[START MATERIAL FOR THIS TASK]

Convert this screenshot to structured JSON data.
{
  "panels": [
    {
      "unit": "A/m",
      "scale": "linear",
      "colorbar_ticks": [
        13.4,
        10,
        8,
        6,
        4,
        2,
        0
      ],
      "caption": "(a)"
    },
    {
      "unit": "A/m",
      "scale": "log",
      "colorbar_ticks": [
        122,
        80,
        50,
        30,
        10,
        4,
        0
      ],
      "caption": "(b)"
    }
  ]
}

[END MATERIAL FOR THIS TASK]

YOUR OBJECTIVE – Extract all of the data shown above and repeat it verbatim.

OUTPUT FOR THIS TASK –
Convert this screenshot to structured JSON data.
{
  "panels": [
    {
      "unit": "A/m",
      "scale": "linear",
      "colorbar_ticks": [
        13.4,
        10,
        8,
        6,
        4,
        2,
        0
      ],
      "caption": "(a)"
    },
    {
      "unit": "A/m",
      "scale": "log",
      "colorbar_ticks": [
        122,
        80,
        50,
        30,
        10,
        4,
        0
      ],
      "caption": "(b)"
    }
  ]
}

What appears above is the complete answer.